** Problem **
Locate all lines in the data below that hold "Services" and show them.

Records
----------

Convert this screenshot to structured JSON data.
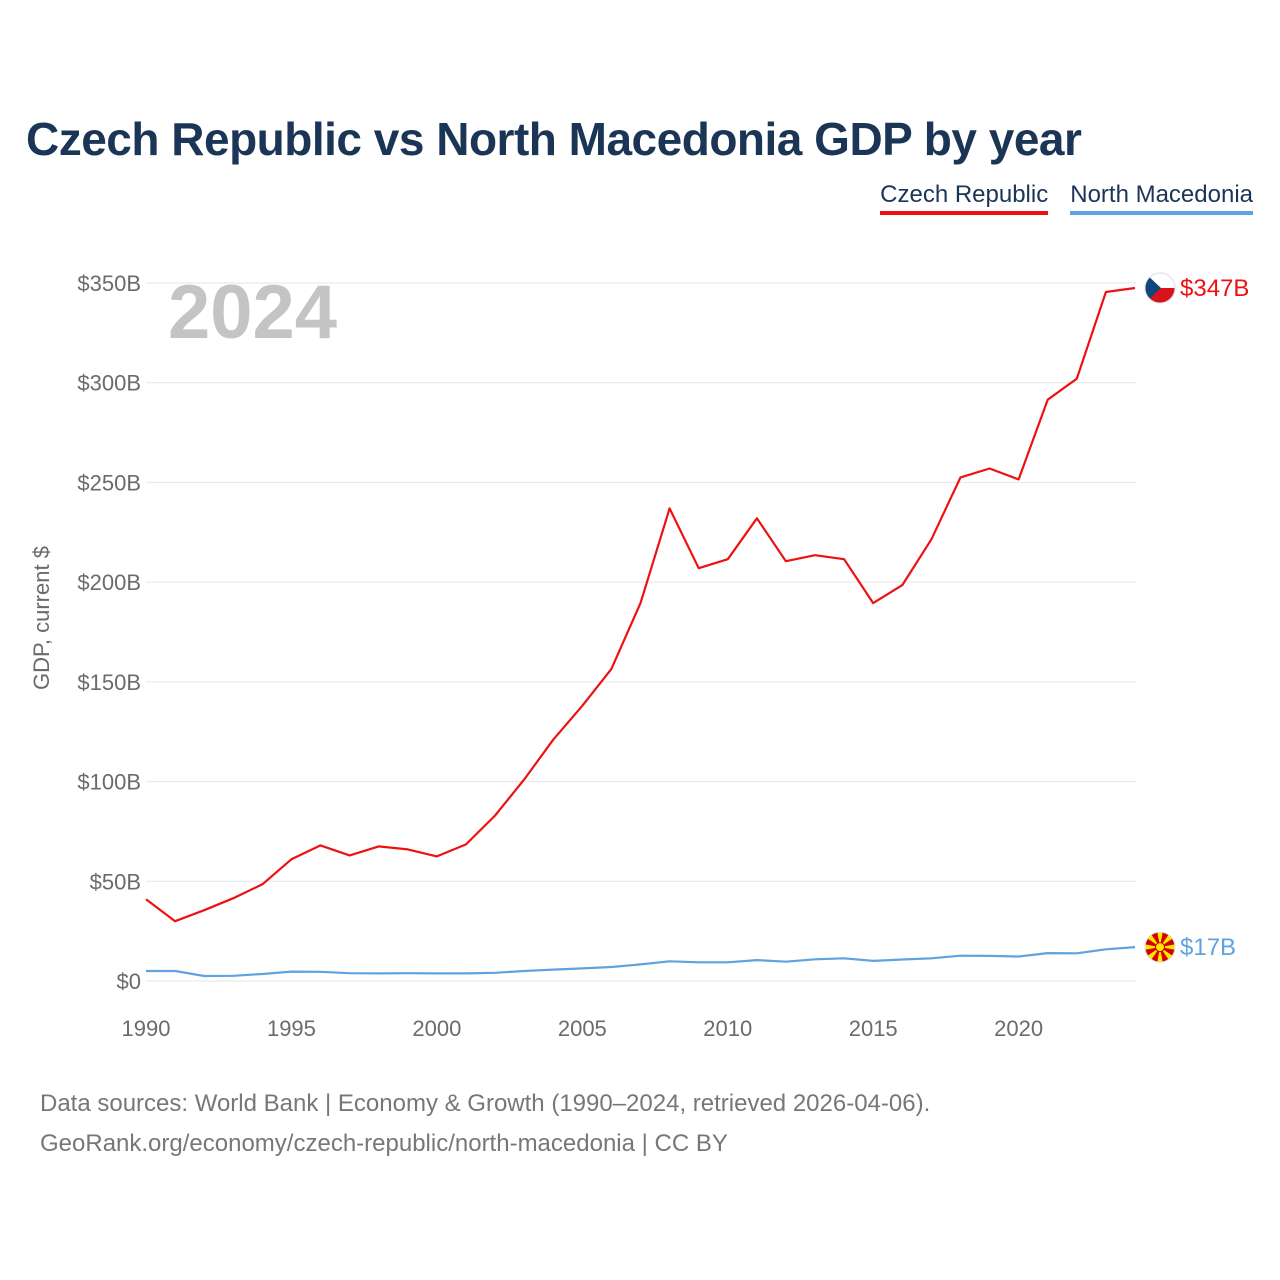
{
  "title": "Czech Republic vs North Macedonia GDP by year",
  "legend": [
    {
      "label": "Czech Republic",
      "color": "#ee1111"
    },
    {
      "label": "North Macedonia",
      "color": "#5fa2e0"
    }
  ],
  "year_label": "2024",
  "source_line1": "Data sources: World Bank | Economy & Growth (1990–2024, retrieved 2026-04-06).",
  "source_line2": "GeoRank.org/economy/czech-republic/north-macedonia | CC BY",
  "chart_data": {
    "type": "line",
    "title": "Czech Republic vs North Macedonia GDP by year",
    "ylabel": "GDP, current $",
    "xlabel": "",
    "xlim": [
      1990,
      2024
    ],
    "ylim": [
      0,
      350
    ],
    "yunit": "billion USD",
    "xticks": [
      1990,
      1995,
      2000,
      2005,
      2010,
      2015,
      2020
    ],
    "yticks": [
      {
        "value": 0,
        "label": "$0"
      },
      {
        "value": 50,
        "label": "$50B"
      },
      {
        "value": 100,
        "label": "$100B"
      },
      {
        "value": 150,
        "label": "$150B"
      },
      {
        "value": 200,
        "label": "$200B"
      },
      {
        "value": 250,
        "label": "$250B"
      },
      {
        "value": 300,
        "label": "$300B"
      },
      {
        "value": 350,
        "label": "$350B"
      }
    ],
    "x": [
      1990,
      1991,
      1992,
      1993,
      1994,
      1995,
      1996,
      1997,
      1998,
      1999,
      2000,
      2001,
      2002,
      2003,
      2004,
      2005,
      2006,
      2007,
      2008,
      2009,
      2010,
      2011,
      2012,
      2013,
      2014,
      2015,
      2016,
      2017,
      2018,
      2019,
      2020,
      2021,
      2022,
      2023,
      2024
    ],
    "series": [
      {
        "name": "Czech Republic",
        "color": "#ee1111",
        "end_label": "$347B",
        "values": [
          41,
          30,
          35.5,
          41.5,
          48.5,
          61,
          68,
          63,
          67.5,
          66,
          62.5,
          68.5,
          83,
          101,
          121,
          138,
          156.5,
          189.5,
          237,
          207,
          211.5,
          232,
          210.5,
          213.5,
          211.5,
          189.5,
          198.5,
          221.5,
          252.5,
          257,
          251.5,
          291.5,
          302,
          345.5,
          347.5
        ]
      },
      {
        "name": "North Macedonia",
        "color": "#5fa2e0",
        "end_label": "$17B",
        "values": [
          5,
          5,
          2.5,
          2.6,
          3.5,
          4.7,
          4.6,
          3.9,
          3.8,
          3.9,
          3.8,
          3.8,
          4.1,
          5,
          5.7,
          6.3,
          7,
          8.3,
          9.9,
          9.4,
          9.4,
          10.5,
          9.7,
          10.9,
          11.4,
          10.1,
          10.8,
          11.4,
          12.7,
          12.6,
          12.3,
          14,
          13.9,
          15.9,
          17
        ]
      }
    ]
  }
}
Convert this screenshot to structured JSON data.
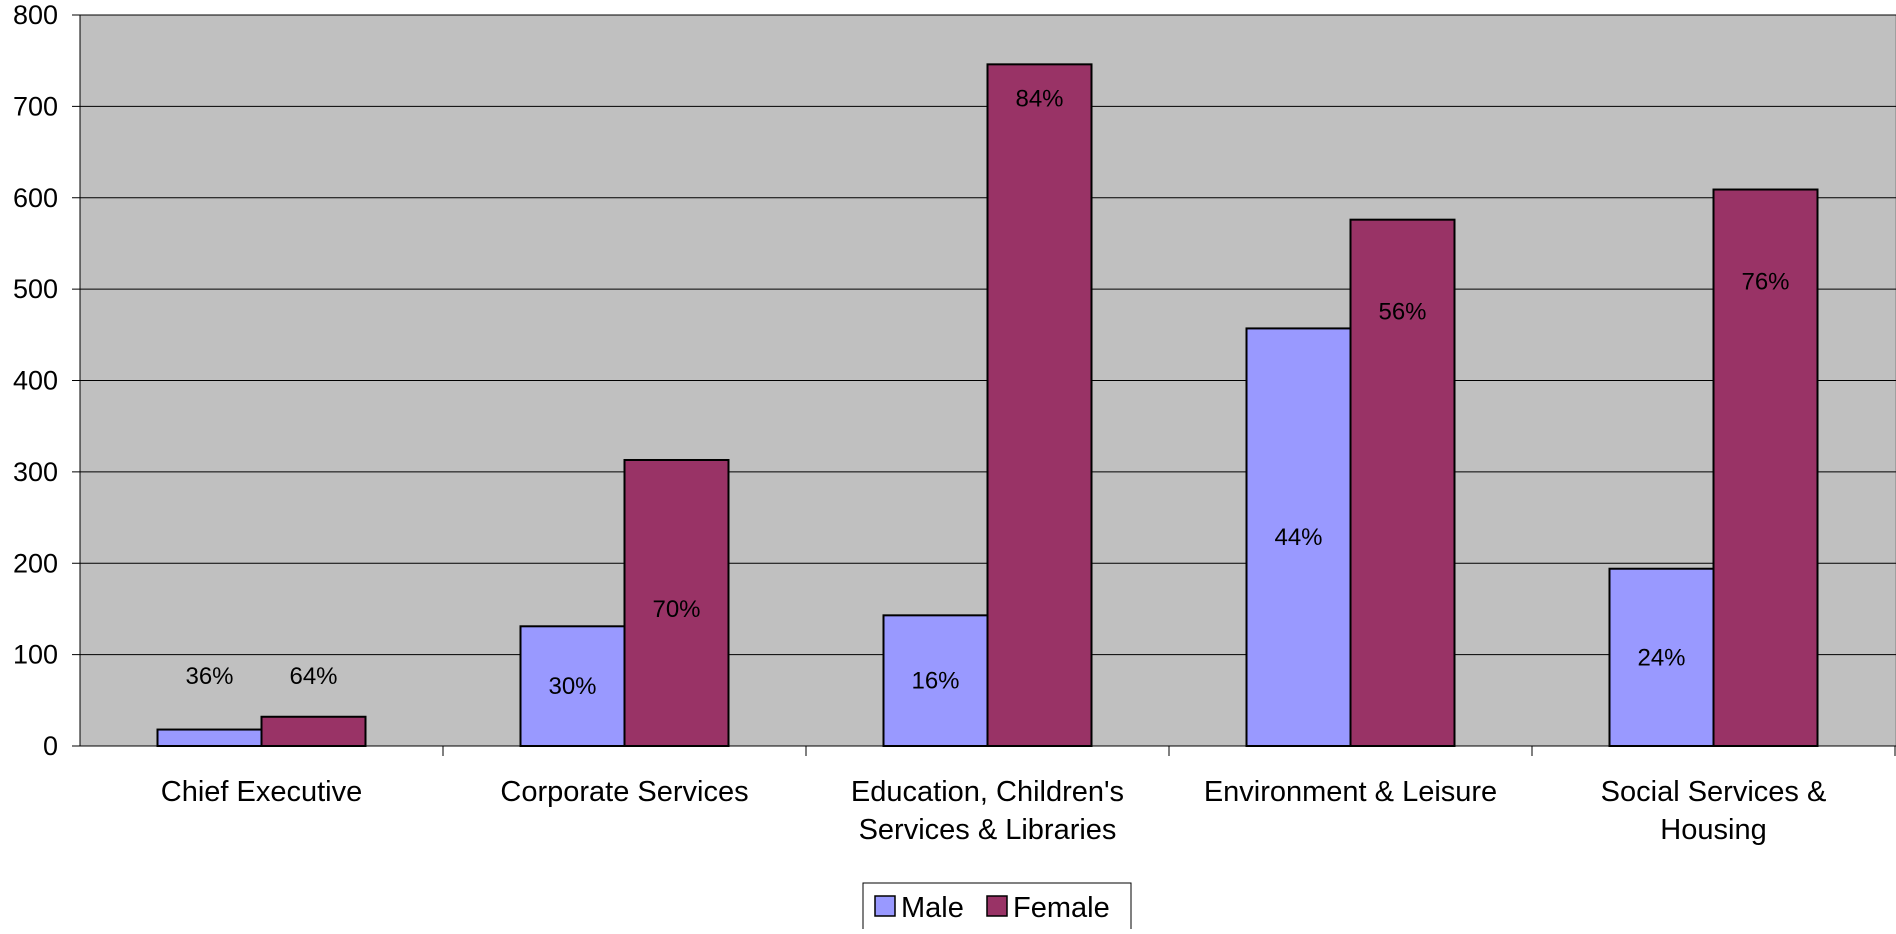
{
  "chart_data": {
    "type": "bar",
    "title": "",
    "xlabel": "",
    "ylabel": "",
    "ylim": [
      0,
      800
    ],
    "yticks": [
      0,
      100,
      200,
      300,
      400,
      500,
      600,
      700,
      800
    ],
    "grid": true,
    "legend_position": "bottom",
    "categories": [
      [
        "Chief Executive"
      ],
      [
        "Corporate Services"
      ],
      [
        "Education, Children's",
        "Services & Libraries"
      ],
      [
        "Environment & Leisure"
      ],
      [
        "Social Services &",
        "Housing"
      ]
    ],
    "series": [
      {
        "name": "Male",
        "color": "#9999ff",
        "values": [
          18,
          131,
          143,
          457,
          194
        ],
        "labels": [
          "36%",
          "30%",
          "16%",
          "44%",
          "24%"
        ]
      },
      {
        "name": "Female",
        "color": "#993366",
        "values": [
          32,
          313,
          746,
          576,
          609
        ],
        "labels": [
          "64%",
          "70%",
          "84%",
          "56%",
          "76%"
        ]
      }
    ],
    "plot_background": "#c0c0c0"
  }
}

----------

** Solution to this exercise **
        "Corporate Services"
        "Services & Libraries"
        "Social Services &",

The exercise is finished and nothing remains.